Stored entries:
··········

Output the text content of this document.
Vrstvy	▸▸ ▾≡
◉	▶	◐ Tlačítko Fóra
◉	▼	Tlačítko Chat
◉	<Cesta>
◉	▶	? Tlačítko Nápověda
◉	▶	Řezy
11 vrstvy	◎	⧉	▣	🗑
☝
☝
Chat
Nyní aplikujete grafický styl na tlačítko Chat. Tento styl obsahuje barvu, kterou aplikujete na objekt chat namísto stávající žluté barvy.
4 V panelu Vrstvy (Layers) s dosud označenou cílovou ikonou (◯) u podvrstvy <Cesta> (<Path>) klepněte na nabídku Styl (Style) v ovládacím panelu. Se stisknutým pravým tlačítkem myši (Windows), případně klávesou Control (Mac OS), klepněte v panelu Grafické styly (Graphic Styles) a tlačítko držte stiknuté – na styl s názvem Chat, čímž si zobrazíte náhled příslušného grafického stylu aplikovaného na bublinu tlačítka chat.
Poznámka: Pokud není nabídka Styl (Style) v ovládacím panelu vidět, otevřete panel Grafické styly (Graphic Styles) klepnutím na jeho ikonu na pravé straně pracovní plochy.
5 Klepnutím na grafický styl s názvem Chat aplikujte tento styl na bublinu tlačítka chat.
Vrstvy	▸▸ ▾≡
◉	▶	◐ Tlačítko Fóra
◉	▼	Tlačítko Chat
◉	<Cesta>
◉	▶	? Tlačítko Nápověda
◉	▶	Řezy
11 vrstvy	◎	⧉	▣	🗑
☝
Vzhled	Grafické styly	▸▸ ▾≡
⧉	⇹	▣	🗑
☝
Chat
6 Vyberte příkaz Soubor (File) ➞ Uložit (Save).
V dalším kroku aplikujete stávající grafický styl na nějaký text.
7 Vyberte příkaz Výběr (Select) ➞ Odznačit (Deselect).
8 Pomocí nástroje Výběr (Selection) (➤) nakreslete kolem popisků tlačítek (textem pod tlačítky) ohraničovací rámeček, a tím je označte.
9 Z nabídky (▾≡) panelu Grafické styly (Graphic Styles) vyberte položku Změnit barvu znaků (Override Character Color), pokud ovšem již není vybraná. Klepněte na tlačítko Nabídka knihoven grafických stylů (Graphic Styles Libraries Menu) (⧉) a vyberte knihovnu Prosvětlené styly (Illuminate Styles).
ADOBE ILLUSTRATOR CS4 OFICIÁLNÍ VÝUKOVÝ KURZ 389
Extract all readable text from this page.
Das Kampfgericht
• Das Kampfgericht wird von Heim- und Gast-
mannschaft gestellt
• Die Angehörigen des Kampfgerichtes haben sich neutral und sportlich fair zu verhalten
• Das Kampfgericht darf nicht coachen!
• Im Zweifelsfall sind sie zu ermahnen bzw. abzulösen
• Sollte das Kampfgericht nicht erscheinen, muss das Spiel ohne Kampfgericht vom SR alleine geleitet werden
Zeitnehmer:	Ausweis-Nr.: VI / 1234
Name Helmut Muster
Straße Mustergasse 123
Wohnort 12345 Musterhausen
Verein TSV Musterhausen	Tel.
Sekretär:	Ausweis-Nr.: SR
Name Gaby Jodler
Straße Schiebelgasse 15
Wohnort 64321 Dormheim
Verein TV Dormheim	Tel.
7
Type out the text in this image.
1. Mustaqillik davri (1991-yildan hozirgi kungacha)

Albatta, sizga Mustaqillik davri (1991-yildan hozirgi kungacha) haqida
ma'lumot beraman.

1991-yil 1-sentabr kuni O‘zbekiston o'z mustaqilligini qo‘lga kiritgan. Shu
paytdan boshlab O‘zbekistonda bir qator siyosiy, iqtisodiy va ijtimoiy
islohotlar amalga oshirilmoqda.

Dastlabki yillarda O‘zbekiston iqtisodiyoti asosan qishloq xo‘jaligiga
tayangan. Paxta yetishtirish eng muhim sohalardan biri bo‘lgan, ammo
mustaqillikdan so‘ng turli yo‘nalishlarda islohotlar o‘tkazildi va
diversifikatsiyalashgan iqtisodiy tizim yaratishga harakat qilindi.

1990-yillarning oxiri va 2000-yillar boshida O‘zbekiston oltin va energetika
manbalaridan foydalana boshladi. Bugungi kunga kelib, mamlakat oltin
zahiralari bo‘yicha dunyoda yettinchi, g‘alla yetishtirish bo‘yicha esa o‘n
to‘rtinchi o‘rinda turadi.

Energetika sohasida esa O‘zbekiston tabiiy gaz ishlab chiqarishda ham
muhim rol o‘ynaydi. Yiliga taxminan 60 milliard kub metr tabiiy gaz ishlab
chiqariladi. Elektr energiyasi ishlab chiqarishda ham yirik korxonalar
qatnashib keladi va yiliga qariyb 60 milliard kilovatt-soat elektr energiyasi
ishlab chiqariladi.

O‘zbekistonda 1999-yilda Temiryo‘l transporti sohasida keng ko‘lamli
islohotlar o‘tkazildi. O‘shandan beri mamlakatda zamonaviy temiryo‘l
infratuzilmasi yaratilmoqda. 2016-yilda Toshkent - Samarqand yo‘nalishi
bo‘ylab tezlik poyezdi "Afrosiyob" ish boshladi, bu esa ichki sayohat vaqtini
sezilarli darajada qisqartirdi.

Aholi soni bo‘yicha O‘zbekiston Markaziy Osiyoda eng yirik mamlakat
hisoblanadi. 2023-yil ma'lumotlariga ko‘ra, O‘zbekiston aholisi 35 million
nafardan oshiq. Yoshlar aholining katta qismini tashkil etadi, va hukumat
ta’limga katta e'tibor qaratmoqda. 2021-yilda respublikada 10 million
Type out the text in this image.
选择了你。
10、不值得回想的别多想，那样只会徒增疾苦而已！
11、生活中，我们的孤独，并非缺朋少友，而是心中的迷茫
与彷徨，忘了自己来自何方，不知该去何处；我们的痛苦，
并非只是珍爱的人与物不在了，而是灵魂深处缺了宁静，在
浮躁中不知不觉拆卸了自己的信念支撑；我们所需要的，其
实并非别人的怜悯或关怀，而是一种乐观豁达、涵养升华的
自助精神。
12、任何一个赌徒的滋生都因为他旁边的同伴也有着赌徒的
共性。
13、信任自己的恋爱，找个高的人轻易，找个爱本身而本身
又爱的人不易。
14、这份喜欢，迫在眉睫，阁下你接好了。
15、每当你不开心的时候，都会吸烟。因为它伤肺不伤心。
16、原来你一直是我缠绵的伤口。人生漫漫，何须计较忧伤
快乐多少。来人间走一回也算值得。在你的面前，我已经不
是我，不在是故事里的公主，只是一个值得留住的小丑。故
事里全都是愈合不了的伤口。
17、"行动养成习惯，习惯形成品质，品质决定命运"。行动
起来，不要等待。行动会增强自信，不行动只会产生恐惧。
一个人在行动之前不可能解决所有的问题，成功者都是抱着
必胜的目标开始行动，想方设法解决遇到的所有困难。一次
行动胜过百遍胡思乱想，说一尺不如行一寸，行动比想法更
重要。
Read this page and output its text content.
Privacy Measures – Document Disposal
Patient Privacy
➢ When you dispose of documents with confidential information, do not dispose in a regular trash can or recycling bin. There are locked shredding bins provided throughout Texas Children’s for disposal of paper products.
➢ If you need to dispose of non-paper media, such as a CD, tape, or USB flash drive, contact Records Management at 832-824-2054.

··········

§ Objective: Retype exactly the lines from the one containing "Read this page and output its text content." through the last line of the records above, including both.

§ Finished exercise:
Read this page and output its text content.
Privacy Measures – Document Disposal
Patient Privacy
➢ When you dispose of documents with confidential information, do not dispose in a regular trash can or recycling bin. There are locked shredding bins provided throughout Texas Children’s for disposal of paper products.
➢ If you need to dispose of non-paper media, such as a CD, tape, or USB flash drive, contact Records Management at 832-824-2054.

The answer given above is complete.